--- Stored records ---

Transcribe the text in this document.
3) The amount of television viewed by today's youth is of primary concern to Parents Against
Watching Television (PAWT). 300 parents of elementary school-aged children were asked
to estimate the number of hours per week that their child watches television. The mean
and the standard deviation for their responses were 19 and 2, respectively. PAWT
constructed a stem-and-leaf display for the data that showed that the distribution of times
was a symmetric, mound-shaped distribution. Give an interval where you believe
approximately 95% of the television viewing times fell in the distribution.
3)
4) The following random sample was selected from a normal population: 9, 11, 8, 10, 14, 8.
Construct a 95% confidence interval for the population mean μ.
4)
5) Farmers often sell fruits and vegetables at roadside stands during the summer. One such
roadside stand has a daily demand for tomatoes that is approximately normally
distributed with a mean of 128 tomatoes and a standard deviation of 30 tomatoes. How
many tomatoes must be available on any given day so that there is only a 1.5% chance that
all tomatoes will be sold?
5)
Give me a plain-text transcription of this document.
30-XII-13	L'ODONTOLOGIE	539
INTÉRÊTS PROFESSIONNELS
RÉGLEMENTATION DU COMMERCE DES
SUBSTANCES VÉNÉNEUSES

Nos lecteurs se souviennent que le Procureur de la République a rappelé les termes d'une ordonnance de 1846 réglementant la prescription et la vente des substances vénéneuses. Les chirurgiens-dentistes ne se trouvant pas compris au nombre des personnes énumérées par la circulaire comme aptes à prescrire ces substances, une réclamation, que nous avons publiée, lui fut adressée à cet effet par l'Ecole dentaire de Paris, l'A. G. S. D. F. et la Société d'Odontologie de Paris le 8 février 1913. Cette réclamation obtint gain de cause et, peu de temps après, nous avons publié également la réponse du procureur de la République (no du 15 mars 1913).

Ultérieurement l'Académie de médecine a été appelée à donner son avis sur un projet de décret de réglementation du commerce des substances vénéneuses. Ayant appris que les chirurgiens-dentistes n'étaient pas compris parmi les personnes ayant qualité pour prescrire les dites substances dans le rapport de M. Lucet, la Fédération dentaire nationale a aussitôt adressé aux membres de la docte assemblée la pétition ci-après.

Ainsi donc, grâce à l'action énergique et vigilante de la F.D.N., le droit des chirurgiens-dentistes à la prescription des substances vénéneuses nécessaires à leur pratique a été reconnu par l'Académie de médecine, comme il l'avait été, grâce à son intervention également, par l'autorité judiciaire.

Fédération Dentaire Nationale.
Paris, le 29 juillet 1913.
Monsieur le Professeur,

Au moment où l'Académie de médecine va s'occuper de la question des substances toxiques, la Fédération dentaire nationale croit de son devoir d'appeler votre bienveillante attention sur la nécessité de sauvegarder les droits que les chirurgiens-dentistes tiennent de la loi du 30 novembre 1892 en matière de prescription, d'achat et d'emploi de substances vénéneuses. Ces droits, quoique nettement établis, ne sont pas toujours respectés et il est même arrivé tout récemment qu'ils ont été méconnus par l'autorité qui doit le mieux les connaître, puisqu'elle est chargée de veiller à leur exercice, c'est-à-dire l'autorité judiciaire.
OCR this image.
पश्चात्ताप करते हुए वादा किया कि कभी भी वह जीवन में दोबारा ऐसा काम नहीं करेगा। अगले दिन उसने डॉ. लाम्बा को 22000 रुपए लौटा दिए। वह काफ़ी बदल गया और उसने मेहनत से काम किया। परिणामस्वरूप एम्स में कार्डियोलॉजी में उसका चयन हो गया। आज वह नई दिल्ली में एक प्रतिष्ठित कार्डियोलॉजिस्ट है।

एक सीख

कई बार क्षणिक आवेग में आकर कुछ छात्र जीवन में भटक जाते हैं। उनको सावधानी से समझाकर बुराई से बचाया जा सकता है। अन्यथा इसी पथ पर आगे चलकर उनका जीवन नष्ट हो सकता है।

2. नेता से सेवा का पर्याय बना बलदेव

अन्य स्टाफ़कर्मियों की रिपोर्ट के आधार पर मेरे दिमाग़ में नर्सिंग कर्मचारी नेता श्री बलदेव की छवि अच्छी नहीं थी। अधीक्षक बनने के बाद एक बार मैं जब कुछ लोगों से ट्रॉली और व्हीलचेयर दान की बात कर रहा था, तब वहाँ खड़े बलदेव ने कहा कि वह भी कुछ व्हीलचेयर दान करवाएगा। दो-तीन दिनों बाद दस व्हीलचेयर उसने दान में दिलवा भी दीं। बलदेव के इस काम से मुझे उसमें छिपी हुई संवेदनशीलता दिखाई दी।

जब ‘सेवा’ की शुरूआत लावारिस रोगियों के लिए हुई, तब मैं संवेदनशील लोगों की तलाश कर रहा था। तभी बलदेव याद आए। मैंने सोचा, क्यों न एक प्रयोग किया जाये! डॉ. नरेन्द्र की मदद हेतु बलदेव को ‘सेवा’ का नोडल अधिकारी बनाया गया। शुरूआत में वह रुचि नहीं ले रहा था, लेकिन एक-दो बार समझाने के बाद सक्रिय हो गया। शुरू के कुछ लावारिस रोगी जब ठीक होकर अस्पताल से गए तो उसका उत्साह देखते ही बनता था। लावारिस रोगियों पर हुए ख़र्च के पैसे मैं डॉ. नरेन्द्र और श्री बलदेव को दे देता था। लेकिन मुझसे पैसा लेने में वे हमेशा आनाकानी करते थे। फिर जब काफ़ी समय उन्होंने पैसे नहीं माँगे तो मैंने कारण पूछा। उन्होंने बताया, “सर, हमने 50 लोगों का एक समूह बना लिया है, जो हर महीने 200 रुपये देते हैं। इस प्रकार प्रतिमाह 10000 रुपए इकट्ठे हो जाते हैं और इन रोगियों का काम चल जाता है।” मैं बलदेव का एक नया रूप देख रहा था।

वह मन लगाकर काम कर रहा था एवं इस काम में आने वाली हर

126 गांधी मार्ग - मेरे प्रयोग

---
--- Stored records ---

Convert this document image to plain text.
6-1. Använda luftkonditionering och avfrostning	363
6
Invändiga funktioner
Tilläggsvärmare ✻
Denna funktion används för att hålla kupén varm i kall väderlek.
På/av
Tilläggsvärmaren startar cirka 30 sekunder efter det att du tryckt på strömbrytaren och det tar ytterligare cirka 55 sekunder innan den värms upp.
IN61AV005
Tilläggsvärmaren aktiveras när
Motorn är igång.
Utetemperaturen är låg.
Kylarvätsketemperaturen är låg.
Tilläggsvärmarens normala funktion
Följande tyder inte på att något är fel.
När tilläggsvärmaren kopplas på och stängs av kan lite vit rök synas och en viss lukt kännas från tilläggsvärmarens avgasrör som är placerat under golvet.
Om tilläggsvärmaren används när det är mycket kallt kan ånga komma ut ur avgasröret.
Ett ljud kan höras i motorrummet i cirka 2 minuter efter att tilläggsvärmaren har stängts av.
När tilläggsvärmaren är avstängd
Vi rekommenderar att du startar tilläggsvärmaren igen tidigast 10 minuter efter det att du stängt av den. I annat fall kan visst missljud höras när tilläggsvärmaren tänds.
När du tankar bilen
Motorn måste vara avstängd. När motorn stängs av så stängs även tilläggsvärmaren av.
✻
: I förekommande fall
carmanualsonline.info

---

» Task details
Show every line of the records above that contains the word "minuter".

» Exercise result
Ett ljud kan höras i motorrummet i cirka 2 minuter efter att tilläggsvärmaren har stängts av.
Vi rekommenderar att du startar tilläggsvärmaren igen tidigast 10 minuter efter det att du stängt av den. I annat fall kan visst missljud höras när tilläggsvärmaren tänds.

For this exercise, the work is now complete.